Records supplied
-- Begin --

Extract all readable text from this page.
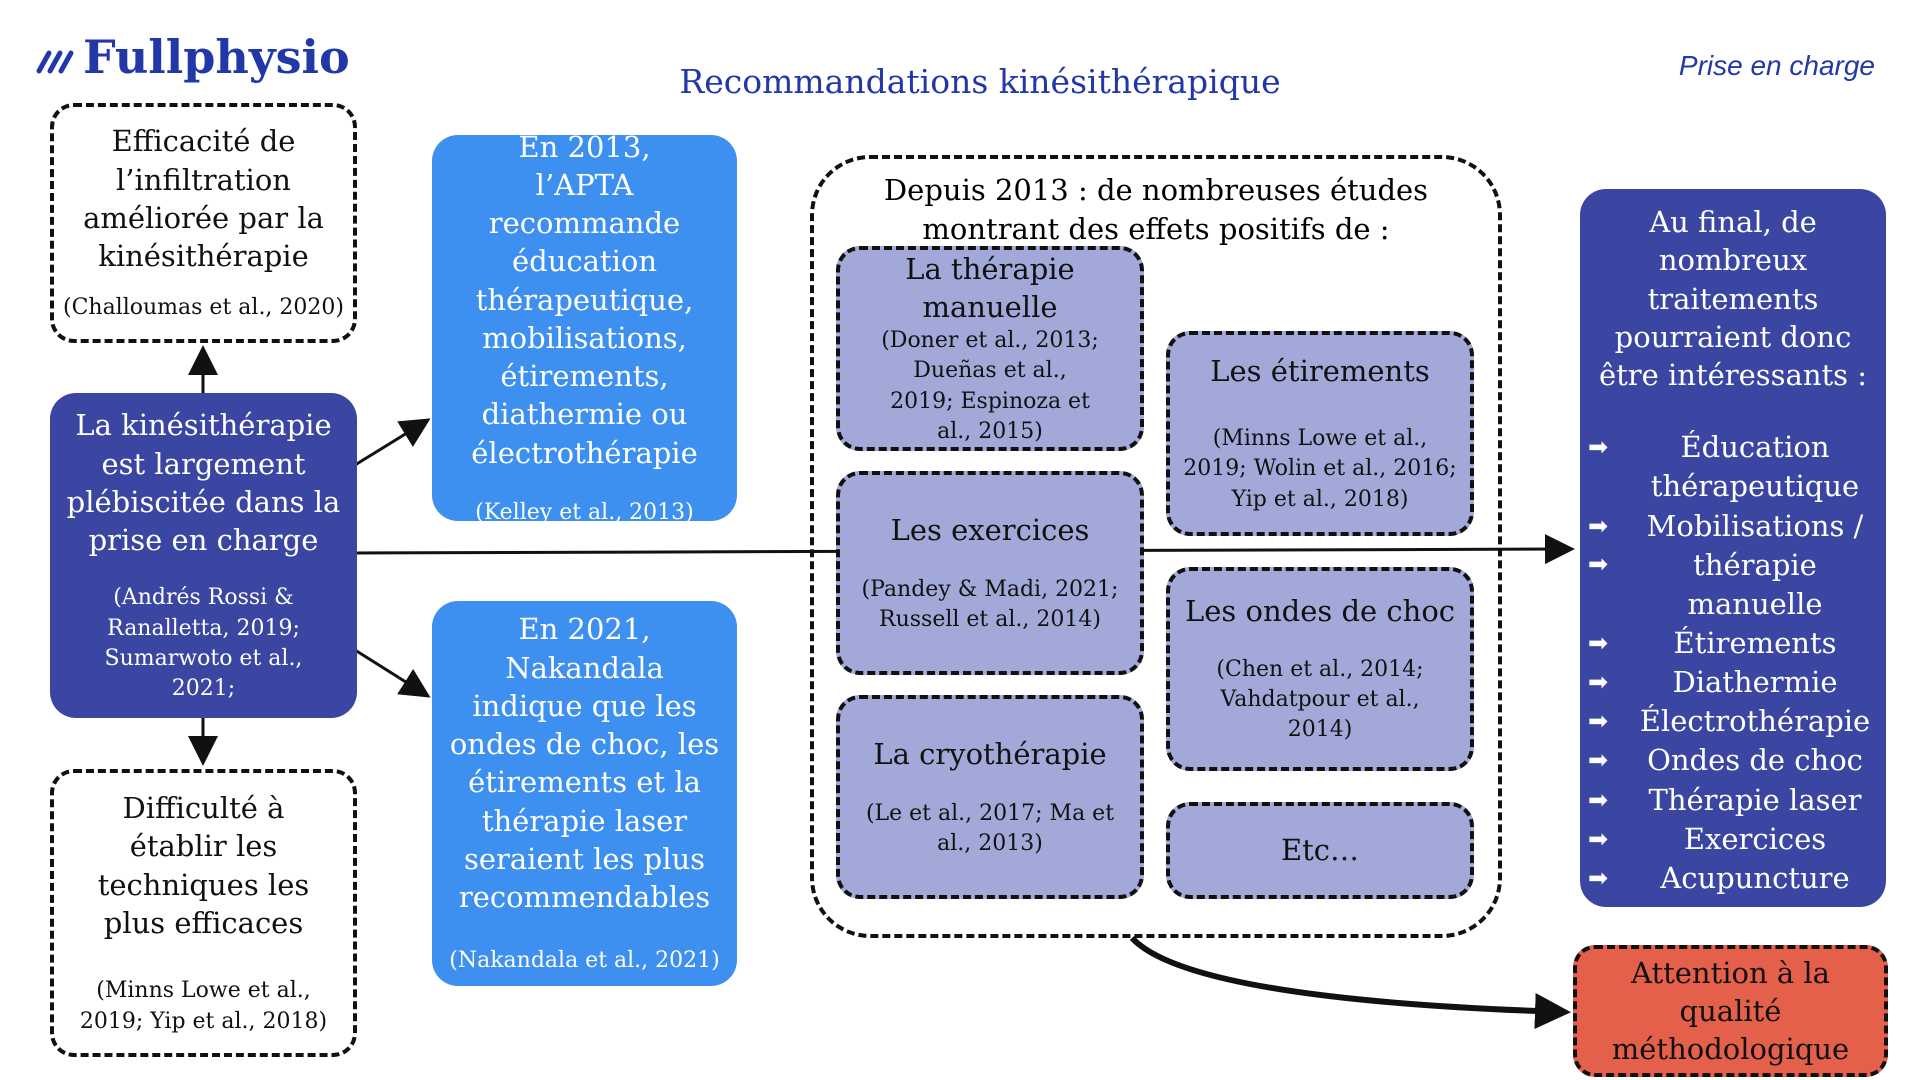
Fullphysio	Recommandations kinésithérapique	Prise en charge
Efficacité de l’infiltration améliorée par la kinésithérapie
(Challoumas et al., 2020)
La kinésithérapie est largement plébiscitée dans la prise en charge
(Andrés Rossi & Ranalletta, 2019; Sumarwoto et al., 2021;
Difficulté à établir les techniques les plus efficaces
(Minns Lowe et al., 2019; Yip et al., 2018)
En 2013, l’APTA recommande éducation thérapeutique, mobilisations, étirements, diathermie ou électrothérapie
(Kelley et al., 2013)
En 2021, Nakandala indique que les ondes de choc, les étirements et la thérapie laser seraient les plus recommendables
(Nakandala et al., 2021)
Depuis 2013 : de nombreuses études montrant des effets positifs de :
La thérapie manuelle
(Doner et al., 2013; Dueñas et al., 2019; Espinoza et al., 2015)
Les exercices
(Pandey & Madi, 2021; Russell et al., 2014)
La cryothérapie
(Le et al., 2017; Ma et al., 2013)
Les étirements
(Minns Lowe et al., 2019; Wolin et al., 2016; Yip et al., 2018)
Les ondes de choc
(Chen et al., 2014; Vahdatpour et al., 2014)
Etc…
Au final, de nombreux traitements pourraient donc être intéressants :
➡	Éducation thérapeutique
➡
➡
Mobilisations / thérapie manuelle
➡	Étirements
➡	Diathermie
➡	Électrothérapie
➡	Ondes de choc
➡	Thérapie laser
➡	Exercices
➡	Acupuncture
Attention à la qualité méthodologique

-- End --

Stated problem
The records above must be transcribed exactly. Pictures are left out of the copy.

Task result
Extract all readable text from this page.
Fullphysio	Recommandations kinésithérapique	Prise en charge
Efficacité de l’infiltration améliorée par la kinésithérapie
(Challoumas et al., 2020)
La kinésithérapie est largement plébiscitée dans la prise en charge
(Andrés Rossi & Ranalletta, 2019; Sumarwoto et al., 2021;
Difficulté à établir les techniques les plus efficaces
(Minns Lowe et al., 2019; Yip et al., 2018)
En 2013, l’APTA recommande éducation thérapeutique, mobilisations, étirements, diathermie ou électrothérapie
(Kelley et al., 2013)
En 2021, Nakandala indique que les ondes de choc, les étirements et la thérapie laser seraient les plus recommendables
(Nakandala et al., 2021)
Depuis 2013 : de nombreuses études montrant des effets positifs de :
La thérapie manuelle
(Doner et al., 2013; Dueñas et al., 2019; Espinoza et al., 2015)
Les exercices
(Pandey & Madi, 2021; Russell et al., 2014)
La cryothérapie
(Le et al., 2017; Ma et al., 2013)
Les étirements
(Minns Lowe et al., 2019; Wolin et al., 2016; Yip et al., 2018)
Les ondes de choc
(Chen et al., 2014; Vahdatpour et al., 2014)
Etc…
Au final, de nombreux traitements pourraient donc être intéressants :
➡	Éducation thérapeutique
➡
➡
Mobilisations / thérapie manuelle
➡	Étirements
➡	Diathermie
➡	Électrothérapie
➡	Ondes de choc
➡	Thérapie laser
➡	Exercices
➡	Acupuncture
Attention à la qualité méthodologique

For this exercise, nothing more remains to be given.